◆ **Exercise goal**
Search the records below for the word "high". Pull out each line that has it.

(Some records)
--------------------------------------------------

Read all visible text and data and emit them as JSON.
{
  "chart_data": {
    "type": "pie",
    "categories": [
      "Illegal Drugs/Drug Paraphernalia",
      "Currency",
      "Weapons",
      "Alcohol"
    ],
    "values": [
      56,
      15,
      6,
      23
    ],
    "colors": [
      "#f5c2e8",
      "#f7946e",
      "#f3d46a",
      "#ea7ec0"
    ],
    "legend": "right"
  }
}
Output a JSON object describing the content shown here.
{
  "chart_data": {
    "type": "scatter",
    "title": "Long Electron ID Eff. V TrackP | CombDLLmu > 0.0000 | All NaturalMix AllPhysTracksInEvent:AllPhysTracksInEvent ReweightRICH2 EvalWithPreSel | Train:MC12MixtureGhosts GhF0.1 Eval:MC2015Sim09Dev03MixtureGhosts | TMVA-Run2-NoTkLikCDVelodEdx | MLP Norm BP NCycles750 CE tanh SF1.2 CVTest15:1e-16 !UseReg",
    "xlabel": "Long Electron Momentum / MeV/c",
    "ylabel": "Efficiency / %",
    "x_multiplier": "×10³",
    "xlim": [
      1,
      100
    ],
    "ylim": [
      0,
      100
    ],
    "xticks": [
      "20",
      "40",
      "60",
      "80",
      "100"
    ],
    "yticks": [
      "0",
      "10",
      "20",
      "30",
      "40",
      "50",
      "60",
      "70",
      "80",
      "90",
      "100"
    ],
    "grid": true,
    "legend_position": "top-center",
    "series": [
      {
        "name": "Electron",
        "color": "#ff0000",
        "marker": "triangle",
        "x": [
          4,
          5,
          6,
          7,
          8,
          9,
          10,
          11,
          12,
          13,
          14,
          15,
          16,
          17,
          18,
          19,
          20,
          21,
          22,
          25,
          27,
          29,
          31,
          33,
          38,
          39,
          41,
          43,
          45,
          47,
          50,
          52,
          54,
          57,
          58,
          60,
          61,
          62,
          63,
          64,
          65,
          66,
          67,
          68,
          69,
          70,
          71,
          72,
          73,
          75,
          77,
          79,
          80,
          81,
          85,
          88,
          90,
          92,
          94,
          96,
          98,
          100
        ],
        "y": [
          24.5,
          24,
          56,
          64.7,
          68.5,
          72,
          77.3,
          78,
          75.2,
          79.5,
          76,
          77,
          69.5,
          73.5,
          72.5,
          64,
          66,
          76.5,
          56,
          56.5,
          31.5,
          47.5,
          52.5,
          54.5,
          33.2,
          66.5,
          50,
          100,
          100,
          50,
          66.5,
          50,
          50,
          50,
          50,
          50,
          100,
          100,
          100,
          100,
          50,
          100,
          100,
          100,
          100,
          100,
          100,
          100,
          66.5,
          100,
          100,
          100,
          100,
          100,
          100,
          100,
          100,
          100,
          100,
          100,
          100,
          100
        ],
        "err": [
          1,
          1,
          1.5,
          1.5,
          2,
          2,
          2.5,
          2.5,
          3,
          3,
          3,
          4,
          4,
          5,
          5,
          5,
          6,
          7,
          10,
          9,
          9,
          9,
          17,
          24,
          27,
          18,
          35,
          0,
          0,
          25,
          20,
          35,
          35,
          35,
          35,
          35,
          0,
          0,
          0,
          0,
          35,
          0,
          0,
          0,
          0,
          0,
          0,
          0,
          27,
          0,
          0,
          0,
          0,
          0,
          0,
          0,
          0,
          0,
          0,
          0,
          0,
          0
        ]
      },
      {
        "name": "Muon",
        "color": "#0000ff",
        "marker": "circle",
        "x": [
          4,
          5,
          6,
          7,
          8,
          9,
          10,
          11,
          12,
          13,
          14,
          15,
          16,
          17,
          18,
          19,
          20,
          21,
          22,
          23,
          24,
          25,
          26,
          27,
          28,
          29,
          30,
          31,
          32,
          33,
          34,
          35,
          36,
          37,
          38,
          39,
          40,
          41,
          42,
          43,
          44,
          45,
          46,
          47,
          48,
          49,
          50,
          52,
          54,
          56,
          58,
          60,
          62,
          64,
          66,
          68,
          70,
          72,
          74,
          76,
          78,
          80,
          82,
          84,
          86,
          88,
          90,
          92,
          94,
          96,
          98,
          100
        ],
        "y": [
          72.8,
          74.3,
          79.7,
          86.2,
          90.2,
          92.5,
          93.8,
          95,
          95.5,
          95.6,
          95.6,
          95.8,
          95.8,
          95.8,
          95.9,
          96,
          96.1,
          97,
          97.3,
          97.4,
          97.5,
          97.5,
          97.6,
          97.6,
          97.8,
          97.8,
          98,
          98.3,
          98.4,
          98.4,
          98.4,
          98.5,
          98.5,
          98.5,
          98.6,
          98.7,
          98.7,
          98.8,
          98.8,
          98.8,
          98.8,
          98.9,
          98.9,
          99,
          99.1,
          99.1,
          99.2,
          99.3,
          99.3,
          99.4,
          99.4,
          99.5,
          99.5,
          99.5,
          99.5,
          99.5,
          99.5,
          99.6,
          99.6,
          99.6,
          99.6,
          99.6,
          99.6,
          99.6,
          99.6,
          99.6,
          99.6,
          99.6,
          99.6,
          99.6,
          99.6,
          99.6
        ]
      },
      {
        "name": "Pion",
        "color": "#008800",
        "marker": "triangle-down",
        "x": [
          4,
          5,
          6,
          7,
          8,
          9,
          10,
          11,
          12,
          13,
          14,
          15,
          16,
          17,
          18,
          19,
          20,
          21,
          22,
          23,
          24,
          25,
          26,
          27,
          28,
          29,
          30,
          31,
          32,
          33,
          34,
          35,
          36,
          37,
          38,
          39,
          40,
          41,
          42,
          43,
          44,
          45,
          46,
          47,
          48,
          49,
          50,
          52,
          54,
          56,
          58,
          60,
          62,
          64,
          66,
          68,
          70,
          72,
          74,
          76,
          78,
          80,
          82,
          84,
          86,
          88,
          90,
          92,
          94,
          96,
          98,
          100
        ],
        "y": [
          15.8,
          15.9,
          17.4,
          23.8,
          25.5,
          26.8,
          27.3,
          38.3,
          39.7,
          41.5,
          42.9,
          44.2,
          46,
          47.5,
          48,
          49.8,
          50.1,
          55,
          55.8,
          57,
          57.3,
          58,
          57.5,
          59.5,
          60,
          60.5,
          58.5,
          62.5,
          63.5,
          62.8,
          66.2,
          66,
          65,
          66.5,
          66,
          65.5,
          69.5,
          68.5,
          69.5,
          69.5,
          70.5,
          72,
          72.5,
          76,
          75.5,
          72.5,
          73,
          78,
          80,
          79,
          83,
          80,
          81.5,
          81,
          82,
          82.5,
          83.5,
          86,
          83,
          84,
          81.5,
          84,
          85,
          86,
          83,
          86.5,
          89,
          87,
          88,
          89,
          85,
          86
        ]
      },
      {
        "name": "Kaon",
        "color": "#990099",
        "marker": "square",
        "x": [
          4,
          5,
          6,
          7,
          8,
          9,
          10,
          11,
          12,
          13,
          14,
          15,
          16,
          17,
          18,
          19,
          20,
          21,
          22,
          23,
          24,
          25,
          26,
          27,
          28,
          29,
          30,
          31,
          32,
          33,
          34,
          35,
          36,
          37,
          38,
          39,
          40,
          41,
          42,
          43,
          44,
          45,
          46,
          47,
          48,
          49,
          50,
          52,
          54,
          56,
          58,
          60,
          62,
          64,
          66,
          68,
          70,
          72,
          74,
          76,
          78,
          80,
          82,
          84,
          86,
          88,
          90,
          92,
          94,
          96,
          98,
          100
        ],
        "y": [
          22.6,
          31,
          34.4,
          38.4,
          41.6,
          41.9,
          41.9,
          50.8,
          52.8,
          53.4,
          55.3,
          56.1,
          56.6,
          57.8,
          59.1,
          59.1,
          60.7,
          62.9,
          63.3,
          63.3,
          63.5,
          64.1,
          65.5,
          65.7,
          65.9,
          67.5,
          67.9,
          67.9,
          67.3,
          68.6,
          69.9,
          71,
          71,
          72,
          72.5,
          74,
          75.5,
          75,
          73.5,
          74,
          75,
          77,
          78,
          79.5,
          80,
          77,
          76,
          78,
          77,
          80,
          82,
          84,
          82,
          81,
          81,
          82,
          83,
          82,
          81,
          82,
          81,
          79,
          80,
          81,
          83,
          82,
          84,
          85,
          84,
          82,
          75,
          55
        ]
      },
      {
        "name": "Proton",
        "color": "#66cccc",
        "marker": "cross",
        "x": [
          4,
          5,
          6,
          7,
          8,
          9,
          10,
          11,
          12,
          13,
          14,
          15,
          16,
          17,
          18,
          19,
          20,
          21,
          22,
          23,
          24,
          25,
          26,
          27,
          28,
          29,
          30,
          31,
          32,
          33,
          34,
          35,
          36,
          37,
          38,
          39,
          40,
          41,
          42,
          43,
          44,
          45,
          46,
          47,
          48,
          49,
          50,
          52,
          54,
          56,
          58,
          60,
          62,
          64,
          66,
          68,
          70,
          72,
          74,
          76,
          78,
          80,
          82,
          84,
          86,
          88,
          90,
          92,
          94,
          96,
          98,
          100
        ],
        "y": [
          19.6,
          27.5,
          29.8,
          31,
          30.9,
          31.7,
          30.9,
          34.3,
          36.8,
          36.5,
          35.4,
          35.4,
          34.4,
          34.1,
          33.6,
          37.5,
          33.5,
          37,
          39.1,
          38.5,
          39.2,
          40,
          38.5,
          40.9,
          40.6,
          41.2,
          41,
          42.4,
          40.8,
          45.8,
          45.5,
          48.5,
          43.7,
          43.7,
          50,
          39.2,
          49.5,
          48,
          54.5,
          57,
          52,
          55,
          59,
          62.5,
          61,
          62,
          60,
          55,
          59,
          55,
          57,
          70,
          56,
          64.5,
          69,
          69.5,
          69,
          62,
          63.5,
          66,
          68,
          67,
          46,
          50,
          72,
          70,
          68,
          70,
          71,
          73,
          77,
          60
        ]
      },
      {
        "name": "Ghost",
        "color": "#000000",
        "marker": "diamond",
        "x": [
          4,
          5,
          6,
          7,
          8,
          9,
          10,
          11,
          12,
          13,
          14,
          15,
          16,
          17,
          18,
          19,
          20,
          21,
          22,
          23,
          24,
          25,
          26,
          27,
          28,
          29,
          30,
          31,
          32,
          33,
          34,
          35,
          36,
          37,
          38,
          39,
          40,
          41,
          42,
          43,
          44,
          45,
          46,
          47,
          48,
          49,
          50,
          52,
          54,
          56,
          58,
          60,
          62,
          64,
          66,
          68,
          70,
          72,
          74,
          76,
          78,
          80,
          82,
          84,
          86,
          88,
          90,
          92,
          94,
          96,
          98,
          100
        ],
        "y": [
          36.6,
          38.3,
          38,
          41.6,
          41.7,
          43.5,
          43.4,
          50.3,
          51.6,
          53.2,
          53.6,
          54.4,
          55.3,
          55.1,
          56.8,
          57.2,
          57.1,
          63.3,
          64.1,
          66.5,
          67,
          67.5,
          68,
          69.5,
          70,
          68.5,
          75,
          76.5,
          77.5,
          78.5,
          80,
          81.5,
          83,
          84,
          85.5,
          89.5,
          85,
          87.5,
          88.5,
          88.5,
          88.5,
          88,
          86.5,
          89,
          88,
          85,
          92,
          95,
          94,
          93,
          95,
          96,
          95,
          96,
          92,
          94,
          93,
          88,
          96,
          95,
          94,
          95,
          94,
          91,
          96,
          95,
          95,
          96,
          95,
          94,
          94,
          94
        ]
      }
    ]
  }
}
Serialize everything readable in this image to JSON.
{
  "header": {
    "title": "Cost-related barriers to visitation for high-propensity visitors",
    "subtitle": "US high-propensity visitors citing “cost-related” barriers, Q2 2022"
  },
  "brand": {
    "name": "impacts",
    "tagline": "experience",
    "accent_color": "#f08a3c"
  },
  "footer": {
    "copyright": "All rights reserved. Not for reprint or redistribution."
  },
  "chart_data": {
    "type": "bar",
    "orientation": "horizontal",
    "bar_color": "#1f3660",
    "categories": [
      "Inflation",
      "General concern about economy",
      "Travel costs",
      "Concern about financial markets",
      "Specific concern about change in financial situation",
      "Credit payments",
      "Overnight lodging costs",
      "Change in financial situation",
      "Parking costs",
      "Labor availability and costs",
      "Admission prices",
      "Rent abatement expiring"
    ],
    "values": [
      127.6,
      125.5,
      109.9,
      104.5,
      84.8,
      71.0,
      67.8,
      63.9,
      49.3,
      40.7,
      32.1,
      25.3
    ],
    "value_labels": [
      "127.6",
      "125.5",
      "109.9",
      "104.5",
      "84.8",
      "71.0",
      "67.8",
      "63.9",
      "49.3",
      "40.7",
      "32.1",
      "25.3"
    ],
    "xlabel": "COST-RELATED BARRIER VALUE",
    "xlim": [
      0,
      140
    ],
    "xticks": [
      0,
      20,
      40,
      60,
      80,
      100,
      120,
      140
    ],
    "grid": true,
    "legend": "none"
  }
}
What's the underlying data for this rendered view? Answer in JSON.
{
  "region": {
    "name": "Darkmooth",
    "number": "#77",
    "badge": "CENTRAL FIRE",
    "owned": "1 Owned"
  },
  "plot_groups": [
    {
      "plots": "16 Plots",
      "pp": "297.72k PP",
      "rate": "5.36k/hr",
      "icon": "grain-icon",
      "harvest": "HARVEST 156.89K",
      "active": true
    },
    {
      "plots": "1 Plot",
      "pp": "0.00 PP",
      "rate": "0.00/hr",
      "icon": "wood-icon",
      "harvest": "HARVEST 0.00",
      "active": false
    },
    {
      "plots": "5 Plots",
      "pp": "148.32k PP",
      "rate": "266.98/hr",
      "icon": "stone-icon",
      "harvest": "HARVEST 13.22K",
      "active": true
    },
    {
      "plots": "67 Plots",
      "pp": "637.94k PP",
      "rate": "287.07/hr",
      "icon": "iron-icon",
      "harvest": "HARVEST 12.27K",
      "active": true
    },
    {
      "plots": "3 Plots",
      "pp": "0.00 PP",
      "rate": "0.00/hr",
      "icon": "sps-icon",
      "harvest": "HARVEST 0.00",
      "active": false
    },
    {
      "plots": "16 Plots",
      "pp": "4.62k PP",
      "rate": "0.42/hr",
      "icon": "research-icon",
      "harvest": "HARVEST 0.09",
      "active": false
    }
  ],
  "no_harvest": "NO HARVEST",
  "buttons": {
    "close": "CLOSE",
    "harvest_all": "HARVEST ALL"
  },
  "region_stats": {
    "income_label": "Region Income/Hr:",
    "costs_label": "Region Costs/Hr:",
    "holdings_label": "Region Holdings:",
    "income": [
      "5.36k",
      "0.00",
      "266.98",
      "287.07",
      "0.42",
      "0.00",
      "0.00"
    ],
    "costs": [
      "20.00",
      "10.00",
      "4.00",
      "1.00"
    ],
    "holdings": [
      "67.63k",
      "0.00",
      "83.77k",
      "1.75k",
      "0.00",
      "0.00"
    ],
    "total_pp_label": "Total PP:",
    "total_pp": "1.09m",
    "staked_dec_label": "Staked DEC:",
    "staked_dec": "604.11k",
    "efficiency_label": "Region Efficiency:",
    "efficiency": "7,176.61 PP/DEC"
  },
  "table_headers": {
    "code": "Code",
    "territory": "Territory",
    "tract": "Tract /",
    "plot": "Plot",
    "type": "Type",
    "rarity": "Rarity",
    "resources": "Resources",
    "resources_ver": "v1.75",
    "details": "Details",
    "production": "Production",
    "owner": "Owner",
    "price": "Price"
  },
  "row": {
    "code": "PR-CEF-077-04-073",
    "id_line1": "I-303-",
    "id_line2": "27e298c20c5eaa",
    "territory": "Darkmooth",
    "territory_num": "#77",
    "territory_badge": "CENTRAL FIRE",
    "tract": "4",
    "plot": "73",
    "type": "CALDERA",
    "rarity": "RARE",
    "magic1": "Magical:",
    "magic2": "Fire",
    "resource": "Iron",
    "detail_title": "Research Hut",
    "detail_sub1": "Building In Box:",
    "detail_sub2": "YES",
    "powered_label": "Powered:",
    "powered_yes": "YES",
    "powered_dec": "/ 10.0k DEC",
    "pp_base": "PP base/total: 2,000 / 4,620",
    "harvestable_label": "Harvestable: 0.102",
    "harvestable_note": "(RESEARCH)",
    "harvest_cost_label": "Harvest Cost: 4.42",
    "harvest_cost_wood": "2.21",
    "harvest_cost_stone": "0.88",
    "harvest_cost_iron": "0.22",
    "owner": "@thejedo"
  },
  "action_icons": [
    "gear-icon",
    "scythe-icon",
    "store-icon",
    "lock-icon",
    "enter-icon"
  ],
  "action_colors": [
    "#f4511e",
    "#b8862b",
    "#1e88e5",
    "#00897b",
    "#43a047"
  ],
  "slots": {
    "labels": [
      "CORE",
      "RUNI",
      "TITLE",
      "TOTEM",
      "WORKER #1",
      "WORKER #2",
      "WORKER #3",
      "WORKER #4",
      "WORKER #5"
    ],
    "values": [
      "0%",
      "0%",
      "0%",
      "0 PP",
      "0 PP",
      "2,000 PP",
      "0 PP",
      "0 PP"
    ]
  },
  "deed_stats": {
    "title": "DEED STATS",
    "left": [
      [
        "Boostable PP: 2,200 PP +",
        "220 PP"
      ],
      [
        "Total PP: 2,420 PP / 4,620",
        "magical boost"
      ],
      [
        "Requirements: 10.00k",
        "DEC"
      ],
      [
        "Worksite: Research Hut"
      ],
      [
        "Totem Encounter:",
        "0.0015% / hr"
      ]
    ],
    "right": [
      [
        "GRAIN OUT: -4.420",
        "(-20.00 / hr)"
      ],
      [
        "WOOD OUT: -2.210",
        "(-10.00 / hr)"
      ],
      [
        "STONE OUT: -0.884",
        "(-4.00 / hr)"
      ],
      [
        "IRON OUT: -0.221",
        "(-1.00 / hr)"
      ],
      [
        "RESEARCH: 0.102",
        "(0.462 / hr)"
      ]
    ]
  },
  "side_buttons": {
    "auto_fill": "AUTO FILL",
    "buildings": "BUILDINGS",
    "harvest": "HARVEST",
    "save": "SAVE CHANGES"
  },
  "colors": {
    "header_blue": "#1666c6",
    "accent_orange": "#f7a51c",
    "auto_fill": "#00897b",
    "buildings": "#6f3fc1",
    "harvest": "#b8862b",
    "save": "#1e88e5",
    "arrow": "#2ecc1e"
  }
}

--------------------------------------------------

◆ **Answer**
    "title": "Cost-related barriers to visitation for high-propensity visitors",
    "subtitle": "US high-propensity visitors citing “cost-related” barriers, Q2 2022"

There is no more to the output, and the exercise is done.